■ **THE EXERCISE**:
Pick out every line that holds the string "xminor" and copy it.
☆ ☆ ☆ ☆ ☆ ☆ ☆
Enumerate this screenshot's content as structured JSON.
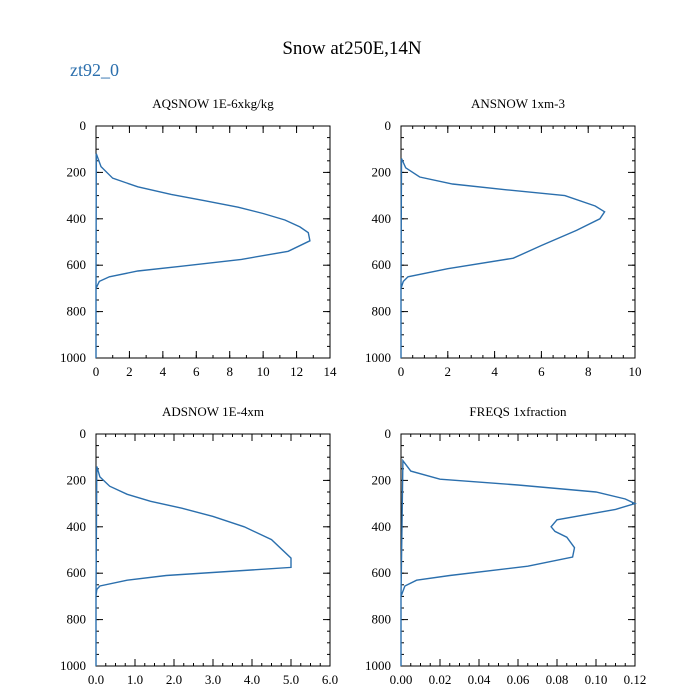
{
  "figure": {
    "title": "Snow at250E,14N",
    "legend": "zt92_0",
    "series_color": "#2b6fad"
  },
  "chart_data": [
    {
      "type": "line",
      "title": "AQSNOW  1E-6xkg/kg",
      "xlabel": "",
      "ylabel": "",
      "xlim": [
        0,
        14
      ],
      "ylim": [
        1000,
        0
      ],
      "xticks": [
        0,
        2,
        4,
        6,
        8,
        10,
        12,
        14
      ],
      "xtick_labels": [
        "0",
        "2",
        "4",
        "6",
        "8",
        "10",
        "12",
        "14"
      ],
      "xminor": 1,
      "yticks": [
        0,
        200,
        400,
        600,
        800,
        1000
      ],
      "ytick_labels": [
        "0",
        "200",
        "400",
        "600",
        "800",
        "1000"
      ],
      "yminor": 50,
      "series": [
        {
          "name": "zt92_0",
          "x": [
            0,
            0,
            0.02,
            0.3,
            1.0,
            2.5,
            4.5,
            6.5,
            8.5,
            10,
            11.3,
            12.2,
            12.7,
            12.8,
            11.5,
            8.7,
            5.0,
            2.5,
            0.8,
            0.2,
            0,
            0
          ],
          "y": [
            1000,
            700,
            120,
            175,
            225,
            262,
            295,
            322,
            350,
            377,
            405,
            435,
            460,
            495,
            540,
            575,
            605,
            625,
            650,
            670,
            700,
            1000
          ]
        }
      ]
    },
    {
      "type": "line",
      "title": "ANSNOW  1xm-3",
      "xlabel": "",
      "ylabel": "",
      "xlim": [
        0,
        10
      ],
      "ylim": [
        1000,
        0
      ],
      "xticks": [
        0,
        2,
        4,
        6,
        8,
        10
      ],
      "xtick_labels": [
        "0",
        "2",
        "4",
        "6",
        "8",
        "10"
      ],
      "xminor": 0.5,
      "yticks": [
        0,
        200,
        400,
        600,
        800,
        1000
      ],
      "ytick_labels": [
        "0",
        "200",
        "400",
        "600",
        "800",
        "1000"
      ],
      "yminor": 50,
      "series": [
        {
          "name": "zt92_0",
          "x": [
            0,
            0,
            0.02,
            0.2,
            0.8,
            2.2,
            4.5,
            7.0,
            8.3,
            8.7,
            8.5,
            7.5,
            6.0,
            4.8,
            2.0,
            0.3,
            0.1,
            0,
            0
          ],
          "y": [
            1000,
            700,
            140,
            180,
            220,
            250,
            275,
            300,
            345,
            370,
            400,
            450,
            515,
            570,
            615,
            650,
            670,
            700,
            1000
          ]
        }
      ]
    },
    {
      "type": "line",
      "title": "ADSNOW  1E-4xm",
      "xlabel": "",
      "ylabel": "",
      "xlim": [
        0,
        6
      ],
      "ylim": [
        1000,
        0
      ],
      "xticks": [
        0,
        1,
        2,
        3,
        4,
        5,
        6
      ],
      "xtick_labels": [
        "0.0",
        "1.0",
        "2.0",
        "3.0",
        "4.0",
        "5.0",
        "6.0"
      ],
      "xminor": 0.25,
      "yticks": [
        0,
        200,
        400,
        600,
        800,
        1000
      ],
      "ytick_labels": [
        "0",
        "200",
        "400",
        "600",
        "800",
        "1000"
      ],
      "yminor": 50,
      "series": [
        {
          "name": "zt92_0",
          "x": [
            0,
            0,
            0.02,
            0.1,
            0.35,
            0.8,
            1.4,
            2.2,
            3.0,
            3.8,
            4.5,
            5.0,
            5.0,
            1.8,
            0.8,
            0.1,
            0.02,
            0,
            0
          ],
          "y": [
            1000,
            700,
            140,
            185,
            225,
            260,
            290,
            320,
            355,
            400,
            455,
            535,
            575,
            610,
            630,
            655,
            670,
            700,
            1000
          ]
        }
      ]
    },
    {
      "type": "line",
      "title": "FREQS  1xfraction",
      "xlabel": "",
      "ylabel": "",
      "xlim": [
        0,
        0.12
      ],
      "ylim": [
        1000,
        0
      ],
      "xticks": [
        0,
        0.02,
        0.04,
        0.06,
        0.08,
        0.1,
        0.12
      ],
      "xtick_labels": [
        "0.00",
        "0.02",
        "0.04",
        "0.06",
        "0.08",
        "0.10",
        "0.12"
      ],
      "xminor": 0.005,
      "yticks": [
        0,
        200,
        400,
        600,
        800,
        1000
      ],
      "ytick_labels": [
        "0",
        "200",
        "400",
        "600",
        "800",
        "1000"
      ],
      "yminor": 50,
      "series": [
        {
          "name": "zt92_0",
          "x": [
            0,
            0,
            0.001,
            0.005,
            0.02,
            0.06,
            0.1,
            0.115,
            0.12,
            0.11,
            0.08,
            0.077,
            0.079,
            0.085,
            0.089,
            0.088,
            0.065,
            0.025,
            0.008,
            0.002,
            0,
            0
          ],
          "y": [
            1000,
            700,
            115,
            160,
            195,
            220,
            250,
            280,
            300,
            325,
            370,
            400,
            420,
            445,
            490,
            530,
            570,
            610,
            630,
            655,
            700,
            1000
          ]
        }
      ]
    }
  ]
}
☆ ☆ ☆ ☆ ☆ ☆ ☆
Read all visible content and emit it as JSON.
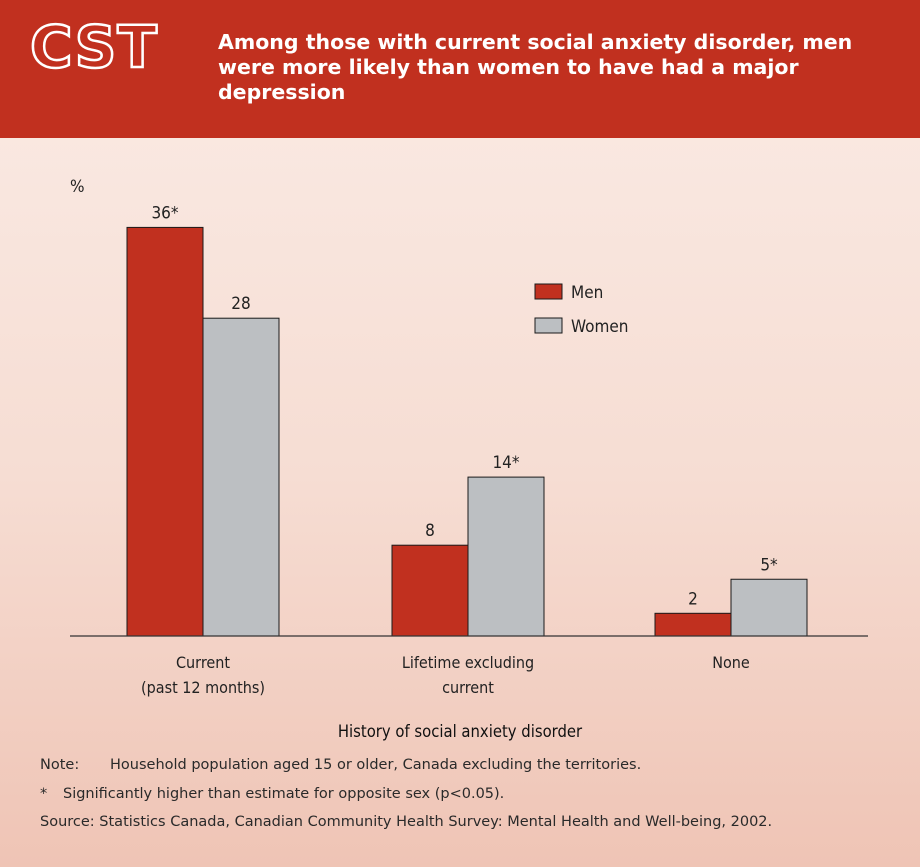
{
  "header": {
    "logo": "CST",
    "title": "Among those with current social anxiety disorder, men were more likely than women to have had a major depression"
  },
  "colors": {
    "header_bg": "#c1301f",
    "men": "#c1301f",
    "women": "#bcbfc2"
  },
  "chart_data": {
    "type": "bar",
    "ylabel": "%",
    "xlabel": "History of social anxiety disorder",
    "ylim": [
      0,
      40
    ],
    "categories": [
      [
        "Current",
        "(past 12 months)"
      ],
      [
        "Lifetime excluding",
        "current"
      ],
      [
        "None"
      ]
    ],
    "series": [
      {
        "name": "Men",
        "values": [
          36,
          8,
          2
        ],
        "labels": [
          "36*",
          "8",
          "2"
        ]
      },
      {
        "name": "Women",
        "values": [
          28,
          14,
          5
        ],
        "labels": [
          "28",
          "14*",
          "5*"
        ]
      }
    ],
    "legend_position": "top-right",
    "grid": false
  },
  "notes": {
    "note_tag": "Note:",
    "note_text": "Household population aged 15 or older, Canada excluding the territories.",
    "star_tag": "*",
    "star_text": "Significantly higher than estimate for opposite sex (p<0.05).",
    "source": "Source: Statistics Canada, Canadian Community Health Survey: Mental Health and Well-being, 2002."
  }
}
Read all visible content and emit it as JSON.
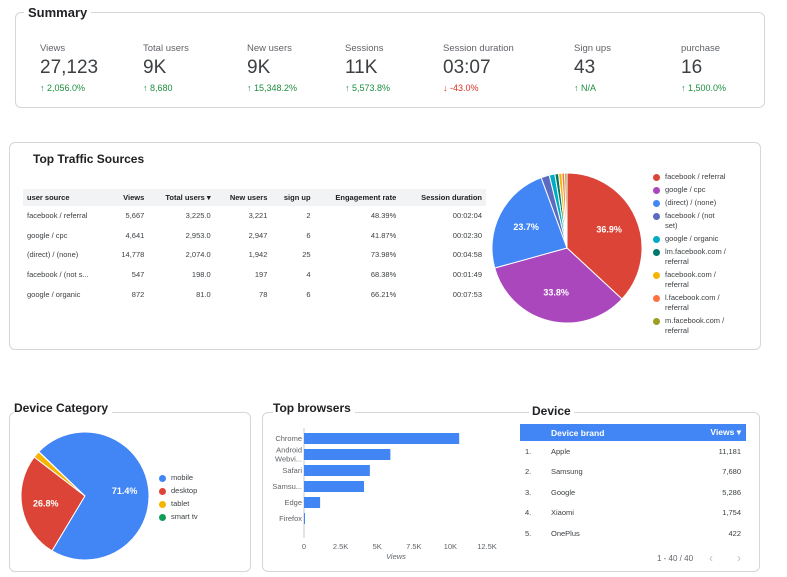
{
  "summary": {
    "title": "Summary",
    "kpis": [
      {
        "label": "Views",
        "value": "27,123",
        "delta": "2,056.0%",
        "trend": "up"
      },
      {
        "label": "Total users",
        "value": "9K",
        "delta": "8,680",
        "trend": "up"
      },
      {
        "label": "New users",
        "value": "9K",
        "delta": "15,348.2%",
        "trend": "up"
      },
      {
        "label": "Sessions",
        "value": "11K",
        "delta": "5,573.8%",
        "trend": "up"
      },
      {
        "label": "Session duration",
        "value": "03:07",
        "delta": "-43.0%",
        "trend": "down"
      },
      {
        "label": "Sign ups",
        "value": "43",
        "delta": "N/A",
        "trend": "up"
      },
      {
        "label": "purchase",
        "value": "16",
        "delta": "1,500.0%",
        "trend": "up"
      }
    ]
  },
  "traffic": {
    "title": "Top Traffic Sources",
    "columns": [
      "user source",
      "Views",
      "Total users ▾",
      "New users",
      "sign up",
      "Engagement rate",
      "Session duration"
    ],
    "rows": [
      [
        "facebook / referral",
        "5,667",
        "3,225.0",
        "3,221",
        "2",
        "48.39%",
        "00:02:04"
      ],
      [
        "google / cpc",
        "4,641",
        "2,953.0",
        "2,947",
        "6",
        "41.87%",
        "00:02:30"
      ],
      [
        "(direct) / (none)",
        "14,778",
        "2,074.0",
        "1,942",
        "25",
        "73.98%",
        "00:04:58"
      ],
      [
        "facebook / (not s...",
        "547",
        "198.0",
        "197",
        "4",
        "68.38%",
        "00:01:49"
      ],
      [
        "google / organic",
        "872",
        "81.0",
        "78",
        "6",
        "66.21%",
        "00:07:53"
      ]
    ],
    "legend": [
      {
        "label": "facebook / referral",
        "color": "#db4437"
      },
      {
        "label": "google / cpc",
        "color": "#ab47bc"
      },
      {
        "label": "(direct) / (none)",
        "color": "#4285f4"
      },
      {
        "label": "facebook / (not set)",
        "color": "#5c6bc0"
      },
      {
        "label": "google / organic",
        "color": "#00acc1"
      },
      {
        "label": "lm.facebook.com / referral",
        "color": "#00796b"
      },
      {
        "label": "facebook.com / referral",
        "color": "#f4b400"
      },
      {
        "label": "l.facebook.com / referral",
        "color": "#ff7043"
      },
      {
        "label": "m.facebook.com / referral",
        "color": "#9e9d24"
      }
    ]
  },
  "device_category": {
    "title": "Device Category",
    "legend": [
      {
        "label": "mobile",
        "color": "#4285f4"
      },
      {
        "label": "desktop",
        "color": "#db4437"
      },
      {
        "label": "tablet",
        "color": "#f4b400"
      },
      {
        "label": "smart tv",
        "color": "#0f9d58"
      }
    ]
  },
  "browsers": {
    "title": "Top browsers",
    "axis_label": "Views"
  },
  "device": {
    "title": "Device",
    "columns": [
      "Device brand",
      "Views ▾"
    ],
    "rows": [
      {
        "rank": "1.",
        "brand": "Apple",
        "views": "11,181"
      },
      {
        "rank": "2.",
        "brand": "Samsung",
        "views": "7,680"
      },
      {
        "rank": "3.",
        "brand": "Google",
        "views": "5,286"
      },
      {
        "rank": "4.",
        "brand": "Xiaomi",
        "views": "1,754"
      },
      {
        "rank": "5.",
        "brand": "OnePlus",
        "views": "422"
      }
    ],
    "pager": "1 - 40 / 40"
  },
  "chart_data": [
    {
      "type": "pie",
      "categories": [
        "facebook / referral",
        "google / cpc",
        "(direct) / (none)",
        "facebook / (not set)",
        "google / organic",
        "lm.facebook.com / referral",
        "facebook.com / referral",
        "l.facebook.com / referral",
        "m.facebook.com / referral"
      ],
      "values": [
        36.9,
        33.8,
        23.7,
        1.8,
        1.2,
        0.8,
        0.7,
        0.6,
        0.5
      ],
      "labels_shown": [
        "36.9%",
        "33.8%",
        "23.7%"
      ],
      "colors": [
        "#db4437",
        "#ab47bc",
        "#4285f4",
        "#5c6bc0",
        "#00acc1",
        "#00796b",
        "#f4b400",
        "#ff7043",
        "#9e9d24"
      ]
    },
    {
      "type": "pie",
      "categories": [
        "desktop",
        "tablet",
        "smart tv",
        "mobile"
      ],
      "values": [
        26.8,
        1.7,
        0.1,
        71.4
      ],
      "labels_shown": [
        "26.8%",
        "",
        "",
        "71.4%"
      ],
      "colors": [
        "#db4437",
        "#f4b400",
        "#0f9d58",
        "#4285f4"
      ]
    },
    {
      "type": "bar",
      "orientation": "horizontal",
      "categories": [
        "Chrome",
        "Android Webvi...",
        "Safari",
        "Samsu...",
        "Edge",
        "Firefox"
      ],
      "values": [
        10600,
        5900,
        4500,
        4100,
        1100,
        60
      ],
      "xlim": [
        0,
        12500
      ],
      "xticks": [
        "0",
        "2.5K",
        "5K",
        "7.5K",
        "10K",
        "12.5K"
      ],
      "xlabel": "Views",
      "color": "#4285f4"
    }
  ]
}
☆ ☆ ☆ ☆ ☆ ☆ ☆
■ **RESPONSE TO THIS EXERCISE**:
      "xminor": 1,
      "xminor": 0.5,
      "xminor": 0.25,
      "xminor": 0.005,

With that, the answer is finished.